The exercise
Count how many lines in the entries below contain the string "fullscreen", and reply with that number alone.

(Recorded data)
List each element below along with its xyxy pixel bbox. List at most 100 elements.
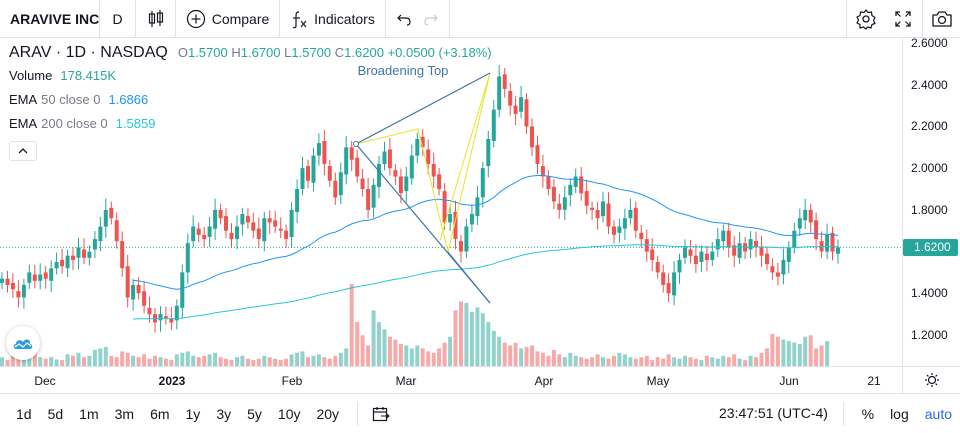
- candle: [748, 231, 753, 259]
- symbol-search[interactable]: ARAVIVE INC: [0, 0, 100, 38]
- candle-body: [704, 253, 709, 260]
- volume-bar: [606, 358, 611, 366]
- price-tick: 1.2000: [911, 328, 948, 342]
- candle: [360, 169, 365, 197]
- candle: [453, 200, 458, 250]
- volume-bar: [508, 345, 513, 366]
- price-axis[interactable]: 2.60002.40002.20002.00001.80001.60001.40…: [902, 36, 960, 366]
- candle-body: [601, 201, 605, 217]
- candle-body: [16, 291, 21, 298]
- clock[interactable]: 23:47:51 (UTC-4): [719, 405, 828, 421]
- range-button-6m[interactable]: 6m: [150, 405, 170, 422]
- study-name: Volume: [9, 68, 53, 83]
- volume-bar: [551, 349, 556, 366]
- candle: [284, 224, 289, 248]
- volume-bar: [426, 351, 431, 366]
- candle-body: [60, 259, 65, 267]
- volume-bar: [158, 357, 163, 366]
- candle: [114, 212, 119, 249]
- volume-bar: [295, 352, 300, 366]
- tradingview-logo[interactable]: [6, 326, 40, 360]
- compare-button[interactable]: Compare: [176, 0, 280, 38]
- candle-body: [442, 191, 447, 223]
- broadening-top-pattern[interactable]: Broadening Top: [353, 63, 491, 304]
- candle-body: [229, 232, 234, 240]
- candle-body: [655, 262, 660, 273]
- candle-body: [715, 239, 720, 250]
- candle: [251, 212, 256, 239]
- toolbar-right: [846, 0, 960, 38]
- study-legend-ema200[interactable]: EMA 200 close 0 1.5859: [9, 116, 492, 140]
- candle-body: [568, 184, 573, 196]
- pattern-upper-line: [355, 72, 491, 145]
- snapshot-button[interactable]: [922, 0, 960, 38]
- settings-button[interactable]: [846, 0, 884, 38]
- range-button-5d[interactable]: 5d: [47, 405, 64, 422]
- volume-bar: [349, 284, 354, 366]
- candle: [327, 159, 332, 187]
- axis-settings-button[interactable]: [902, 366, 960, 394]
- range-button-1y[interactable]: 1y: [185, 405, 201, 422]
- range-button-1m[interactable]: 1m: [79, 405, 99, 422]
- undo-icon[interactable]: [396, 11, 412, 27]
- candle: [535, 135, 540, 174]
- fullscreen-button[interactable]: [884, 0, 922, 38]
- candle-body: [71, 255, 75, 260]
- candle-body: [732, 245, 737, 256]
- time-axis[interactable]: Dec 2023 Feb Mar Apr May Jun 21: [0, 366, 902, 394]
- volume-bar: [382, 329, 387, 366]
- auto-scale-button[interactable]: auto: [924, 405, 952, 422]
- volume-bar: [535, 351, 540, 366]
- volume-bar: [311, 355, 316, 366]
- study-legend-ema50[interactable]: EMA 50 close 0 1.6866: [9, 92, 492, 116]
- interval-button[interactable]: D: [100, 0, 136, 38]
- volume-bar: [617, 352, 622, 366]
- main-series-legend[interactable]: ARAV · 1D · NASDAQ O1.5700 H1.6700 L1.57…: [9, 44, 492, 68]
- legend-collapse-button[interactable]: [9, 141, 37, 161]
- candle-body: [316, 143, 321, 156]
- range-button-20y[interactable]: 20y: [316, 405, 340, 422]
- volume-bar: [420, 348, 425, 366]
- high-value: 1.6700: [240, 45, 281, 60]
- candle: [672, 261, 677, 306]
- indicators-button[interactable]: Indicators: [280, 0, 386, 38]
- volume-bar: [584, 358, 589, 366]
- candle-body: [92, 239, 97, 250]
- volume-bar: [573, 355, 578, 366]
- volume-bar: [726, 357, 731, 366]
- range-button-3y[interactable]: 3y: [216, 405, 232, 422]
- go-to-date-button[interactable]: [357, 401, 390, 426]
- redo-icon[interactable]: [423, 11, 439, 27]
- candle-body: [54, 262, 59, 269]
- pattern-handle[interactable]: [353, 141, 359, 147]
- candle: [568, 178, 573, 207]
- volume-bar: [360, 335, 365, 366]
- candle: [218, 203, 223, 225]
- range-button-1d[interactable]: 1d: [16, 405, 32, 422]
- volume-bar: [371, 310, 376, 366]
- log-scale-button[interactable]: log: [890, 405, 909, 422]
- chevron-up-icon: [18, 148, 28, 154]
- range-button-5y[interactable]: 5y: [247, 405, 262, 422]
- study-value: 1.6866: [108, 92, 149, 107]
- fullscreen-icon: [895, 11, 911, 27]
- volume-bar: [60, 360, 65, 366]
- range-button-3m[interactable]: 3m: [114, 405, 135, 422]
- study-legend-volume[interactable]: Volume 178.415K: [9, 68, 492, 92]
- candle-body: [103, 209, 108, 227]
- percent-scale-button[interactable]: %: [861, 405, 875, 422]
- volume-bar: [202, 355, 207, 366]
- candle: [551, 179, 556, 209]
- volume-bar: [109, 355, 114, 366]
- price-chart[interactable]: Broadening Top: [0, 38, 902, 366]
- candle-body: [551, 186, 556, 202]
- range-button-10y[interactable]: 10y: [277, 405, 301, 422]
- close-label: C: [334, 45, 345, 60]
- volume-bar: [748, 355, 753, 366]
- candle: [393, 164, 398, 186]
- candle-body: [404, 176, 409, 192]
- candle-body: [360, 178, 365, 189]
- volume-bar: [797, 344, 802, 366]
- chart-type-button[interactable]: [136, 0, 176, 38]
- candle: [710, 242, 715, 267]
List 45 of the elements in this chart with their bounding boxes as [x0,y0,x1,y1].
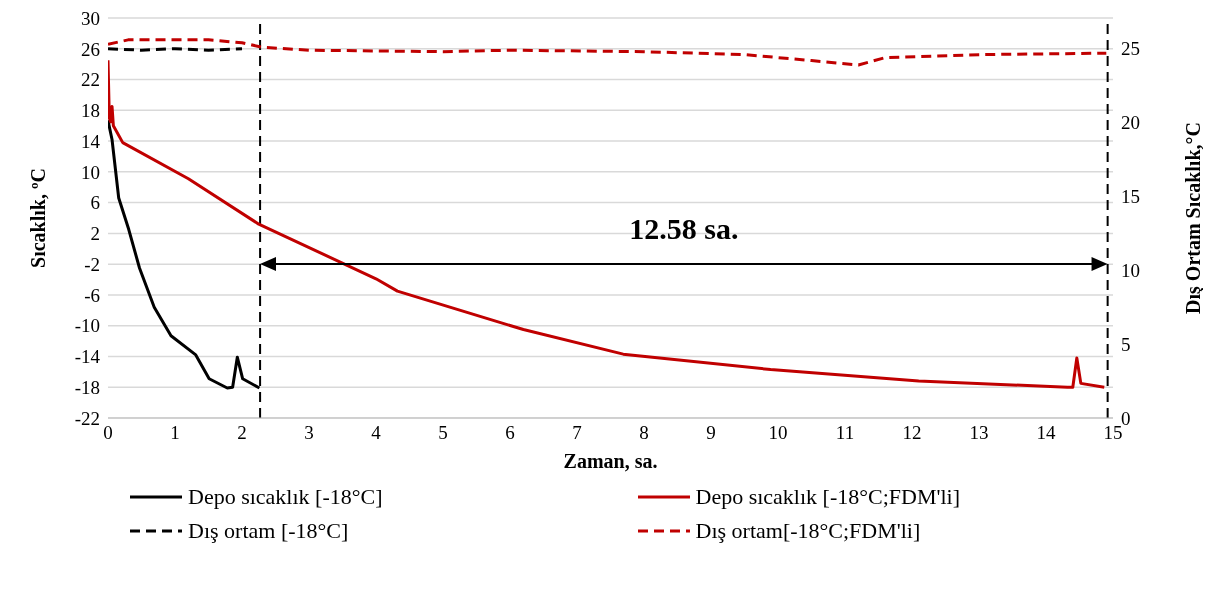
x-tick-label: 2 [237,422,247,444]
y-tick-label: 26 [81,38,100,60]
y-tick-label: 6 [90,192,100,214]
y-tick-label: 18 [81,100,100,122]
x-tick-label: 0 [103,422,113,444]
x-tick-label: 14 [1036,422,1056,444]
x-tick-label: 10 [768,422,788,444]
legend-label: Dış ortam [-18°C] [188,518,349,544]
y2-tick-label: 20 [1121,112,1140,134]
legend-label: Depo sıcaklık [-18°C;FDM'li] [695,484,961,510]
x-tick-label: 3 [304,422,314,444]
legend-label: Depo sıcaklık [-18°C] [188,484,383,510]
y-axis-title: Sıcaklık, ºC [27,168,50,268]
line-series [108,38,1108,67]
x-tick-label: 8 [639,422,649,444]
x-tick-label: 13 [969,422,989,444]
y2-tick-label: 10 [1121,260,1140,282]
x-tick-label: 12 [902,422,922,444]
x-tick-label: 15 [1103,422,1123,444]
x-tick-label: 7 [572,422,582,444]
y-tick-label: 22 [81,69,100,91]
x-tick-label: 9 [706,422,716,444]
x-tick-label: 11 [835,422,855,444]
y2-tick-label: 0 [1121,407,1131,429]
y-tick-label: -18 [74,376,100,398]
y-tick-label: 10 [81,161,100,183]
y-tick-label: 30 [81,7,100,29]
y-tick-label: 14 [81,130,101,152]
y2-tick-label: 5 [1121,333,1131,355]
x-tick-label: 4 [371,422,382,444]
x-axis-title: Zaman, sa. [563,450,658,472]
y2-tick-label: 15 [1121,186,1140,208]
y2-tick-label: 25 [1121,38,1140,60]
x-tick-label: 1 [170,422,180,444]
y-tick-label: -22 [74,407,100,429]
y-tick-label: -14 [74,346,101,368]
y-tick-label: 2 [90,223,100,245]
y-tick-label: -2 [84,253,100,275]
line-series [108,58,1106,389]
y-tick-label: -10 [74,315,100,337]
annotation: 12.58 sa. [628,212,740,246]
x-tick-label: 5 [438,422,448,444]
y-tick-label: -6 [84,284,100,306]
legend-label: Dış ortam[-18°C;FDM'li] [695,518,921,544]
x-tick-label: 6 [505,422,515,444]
==
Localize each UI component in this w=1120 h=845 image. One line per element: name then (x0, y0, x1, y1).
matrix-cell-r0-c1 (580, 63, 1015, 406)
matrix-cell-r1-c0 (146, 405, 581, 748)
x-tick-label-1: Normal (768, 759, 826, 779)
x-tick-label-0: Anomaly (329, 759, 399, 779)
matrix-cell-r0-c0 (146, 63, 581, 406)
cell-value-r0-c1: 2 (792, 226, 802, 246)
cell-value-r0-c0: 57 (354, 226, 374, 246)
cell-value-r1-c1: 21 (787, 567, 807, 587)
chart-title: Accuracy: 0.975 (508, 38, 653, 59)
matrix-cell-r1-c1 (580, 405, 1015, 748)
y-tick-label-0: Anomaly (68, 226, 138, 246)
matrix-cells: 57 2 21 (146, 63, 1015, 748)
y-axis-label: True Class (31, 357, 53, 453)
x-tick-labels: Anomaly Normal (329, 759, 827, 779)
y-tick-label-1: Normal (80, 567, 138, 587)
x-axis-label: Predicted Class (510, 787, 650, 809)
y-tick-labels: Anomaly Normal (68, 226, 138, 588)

Answer in full
2